### [What is asked]
Reproduce every line in the listing that contains the word "الحساب".

Some records:
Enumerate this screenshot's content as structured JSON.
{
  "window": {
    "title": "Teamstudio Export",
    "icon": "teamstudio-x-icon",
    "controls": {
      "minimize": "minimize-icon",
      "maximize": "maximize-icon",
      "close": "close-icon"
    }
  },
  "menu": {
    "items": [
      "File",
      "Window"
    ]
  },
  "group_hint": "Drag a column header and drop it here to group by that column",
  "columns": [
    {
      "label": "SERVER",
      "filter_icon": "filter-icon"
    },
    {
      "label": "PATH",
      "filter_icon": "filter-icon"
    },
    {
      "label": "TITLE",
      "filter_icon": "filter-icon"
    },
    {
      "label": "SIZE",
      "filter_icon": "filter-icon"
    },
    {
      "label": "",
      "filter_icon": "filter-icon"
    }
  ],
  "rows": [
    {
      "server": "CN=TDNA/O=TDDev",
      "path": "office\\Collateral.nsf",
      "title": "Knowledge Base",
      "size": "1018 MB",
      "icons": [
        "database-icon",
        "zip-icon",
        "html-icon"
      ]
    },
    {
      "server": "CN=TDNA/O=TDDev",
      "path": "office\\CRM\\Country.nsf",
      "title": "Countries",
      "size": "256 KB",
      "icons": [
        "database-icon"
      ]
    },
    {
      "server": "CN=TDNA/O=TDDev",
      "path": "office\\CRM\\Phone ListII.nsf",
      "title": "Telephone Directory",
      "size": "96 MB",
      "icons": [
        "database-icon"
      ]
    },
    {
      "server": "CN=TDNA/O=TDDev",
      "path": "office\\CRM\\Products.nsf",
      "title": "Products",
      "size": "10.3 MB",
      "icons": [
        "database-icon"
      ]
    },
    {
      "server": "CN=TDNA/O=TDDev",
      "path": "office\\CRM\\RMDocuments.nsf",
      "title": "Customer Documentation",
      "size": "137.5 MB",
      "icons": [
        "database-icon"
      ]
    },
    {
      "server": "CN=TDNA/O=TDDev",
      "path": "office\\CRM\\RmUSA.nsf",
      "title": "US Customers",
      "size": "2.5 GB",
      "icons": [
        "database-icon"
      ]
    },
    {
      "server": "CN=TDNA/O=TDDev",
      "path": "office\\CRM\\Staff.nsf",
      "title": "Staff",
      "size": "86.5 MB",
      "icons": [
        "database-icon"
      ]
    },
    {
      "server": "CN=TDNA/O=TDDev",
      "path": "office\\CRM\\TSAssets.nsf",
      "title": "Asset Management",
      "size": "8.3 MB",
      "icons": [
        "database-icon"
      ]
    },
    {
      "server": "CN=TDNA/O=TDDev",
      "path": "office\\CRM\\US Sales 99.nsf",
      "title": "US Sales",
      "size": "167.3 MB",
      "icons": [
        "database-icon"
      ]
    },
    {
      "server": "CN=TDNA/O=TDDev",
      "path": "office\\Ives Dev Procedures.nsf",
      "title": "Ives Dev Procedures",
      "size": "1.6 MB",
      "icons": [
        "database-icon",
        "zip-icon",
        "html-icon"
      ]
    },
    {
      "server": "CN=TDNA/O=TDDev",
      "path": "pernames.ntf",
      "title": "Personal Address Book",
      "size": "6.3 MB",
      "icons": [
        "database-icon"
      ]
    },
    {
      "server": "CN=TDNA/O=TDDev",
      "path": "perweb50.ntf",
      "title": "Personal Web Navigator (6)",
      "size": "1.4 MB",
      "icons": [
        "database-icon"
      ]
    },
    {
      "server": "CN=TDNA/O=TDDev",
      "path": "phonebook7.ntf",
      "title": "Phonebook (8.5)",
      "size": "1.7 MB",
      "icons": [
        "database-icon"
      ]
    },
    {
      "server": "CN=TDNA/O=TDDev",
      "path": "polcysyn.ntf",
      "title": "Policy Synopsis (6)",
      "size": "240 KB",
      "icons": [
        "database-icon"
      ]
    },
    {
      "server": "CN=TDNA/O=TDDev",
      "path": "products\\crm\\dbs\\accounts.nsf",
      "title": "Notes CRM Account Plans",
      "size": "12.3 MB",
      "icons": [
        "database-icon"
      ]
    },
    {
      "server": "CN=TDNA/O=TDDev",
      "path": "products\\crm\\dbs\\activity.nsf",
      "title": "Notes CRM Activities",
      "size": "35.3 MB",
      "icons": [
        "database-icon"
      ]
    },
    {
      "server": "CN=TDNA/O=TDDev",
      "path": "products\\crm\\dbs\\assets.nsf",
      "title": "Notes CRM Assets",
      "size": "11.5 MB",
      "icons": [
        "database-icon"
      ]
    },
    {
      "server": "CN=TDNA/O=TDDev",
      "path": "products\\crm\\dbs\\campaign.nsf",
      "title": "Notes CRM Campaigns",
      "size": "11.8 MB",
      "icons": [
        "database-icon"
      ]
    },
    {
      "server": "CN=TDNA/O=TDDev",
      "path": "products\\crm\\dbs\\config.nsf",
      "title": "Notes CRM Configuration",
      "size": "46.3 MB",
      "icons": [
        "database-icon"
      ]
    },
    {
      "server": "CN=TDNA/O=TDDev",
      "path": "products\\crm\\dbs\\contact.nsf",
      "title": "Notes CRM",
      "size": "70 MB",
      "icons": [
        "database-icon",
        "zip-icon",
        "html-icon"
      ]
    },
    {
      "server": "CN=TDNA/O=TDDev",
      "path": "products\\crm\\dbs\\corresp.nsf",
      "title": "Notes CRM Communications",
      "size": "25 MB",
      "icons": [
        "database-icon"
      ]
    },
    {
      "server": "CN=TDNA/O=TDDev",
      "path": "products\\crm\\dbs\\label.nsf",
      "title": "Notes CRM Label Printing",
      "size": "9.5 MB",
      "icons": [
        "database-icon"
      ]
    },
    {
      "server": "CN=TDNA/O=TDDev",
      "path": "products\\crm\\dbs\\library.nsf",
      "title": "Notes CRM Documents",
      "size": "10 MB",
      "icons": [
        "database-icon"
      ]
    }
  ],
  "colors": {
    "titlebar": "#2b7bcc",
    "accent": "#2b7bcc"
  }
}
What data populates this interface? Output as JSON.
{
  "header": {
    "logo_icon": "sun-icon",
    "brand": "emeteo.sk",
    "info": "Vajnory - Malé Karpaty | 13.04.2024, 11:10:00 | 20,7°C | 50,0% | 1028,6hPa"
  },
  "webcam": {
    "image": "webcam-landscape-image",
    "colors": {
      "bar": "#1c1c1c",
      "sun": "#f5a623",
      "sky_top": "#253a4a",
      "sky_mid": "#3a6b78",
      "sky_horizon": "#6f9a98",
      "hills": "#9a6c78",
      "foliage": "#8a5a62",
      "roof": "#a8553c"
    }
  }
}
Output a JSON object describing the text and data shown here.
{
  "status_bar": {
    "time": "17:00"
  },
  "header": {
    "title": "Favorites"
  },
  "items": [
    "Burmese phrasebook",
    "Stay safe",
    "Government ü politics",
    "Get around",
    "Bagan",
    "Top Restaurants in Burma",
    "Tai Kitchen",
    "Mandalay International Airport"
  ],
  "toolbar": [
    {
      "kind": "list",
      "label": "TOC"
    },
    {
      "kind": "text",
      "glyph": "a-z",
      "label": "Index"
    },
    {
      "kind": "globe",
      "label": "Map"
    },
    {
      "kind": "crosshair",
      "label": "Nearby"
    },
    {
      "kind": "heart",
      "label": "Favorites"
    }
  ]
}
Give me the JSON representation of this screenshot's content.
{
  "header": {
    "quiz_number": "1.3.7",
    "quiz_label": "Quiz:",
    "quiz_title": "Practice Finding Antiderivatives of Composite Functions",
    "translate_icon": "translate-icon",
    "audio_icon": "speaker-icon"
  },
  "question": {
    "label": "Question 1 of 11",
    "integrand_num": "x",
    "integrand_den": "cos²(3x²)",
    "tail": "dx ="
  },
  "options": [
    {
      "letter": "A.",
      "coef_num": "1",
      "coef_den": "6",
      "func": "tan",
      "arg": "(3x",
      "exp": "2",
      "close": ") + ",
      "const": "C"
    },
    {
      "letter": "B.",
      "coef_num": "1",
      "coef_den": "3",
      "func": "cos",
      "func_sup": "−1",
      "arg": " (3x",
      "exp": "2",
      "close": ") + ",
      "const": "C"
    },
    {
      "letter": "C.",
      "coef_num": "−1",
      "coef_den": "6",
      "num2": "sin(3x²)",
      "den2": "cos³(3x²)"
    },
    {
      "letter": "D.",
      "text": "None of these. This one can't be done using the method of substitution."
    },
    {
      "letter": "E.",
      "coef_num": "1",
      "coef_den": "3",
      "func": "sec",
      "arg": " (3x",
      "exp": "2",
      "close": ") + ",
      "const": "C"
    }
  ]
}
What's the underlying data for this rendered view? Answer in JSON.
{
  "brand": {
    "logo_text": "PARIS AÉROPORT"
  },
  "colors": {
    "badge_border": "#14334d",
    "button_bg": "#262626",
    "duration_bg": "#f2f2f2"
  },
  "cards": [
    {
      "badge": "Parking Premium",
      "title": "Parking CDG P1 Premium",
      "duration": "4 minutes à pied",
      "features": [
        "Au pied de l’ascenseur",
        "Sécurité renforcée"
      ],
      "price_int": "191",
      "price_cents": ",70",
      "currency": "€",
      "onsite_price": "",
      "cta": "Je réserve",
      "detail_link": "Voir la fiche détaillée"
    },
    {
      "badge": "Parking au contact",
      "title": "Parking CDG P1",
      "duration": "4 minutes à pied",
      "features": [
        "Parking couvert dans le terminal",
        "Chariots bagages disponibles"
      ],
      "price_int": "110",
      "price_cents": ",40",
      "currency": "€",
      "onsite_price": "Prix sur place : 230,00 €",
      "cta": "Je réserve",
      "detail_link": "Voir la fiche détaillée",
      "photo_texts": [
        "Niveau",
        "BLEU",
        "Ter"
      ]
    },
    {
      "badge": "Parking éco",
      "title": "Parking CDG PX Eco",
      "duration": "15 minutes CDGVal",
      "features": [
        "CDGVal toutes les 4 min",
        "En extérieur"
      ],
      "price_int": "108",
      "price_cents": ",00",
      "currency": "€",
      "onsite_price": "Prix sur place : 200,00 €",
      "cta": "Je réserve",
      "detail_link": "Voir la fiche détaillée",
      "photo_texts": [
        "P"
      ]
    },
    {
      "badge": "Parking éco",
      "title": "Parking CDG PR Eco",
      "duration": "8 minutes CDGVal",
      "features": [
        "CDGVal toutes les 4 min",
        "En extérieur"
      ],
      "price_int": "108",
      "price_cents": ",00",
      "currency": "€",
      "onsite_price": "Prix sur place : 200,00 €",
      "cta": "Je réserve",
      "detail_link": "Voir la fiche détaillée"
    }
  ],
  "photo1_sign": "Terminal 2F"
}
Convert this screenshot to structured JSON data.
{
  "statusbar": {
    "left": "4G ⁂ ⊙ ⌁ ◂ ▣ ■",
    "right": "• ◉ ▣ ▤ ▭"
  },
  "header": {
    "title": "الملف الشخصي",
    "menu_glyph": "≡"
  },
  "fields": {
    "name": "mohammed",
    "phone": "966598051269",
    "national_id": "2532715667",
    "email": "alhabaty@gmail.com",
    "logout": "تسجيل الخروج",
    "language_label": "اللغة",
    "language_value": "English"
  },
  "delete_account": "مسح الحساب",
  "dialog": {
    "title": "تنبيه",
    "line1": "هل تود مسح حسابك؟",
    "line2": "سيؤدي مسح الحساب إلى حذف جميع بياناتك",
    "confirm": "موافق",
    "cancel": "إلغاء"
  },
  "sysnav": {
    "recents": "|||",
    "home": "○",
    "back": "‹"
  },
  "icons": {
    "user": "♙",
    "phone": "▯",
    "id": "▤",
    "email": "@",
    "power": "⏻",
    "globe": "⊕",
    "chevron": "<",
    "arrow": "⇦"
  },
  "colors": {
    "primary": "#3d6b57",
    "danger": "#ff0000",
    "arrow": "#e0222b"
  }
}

### [Response]
  "delete_account": "مسح الحساب",
    "line2": "سيؤدي مسح الحساب إلى حذف جميع بياناتك",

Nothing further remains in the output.